Recorded data
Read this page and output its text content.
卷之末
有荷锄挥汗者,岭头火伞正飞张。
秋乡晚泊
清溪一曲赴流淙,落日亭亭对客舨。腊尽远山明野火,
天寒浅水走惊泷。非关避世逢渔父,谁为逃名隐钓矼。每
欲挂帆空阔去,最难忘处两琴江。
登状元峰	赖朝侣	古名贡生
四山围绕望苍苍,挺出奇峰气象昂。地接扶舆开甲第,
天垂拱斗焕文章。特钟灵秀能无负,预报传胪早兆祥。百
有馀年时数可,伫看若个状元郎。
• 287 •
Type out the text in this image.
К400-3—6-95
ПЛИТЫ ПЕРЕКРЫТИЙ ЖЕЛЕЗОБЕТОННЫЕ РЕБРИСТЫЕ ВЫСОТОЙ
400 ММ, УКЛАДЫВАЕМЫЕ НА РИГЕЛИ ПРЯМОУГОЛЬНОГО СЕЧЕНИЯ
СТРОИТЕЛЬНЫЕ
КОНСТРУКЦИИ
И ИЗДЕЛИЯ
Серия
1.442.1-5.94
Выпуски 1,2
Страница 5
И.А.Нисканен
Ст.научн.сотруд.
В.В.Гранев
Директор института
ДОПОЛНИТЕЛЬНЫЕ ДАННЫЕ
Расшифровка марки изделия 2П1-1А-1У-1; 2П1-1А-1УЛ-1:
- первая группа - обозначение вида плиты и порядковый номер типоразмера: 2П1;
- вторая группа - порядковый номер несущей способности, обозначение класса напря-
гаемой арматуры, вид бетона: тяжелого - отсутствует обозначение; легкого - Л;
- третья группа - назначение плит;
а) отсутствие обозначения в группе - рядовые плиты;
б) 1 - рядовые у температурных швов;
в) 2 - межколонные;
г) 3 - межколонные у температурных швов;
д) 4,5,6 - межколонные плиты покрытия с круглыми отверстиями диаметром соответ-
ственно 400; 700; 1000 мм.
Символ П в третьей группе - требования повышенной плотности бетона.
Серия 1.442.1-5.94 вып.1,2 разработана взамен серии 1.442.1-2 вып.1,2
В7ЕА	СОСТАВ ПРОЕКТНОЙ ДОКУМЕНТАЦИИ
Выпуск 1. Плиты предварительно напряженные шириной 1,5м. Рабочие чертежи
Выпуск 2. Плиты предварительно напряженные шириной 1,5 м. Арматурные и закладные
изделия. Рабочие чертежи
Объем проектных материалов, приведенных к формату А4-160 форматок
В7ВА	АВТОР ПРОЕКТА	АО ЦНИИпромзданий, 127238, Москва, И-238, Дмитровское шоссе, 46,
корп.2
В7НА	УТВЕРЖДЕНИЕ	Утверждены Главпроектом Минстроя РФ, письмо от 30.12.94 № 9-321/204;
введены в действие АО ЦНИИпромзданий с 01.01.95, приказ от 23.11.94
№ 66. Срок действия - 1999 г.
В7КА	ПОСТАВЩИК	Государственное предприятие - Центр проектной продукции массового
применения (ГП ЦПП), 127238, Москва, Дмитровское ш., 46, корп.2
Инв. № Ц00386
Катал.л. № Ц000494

- TASK REQUIREMENTS -
Extract each record, keeping it identical to the original.

- COMPLETED EXERCISE -
Read this page and output its text content.
卷之末
有荷锄挥汗者,岭头火伞正飞张。
秋乡晚泊
清溪一曲赴流淙,落日亭亭对客舨。腊尽远山明野火,
天寒浅水走惊泷。非关避世逢渔父,谁为逃名隐钓矼。每
欲挂帆空阔去,最难忘处两琴江。
登状元峰	赖朝侣	古名贡生
四山围绕望苍苍,挺出奇峰气象昂。地接扶舆开甲第,
天垂拱斗焕文章。特钟灵秀能无负,预报传胪早兆祥。百
有馀年时数可,伫看若个状元郎。
• 287 •
Type out the text in this image.
К400-3—6-95
ПЛИТЫ ПЕРЕКРЫТИЙ ЖЕЛЕЗОБЕТОННЫЕ РЕБРИСТЫЕ ВЫСОТОЙ
400 ММ, УКЛАДЫВАЕМЫЕ НА РИГЕЛИ ПРЯМОУГОЛЬНОГО СЕЧЕНИЯ
СТРОИТЕЛЬНЫЕ
КОНСТРУКЦИИ
И ИЗДЕЛИЯ
Серия
1.442.1-5.94
Выпуски 1,2
Страница 5
И.А.Нисканен
Ст.научн.сотруд.
В.В.Гранев
Директор института
ДОПОЛНИТЕЛЬНЫЕ ДАННЫЕ
Расшифровка марки изделия 2П1-1А-1У-1; 2П1-1А-1УЛ-1:
- первая группа - обозначение вида плиты и порядковый номер типоразмера: 2П1;
- вторая группа - порядковый номер несущей способности, обозначение класса напря-
гаемой арматуры, вид бетона: тяжелого - отсутствует обозначение; легкого - Л;
- третья группа - назначение плит;
а) отсутствие обозначения в группе - рядовые плиты;
б) 1 - рядовые у температурных швов;
в) 2 - межколонные;
г) 3 - межколонные у температурных швов;
д) 4,5,6 - межколонные плиты покрытия с круглыми отверстиями диаметром соответ-
ственно 400; 700; 1000 мм.
Символ П в третьей группе - требования повышенной плотности бетона.
Серия 1.442.1-5.94 вып.1,2 разработана взамен серии 1.442.1-2 вып.1,2
В7ЕА	СОСТАВ ПРОЕКТНОЙ ДОКУМЕНТАЦИИ
Выпуск 1. Плиты предварительно напряженные шириной 1,5м. Рабочие чертежи
Выпуск 2. Плиты предварительно напряженные шириной 1,5 м. Арматурные и закладные
изделия. Рабочие чертежи
Объем проектных материалов, приведенных к формату А4-160 форматок
В7ВА	АВТОР ПРОЕКТА	АО ЦНИИпромзданий, 127238, Москва, И-238, Дмитровское шоссе, 46,
корп.2
В7НА	УТВЕРЖДЕНИЕ	Утверждены Главпроектом Минстроя РФ, письмо от 30.12.94 № 9-321/204;
введены в действие АО ЦНИИпромзданий с 01.01.95, приказ от 23.11.94
№ 66. Срок действия - 1999 г.
В7КА	ПОСТАВЩИК	Государственное предприятие - Центр проектной продукции массового
применения (ГП ЦПП), 127238, Москва, Дмитровское ш., 46, корп.2
Инв. № Ц00386
Катал.л. № Ц000494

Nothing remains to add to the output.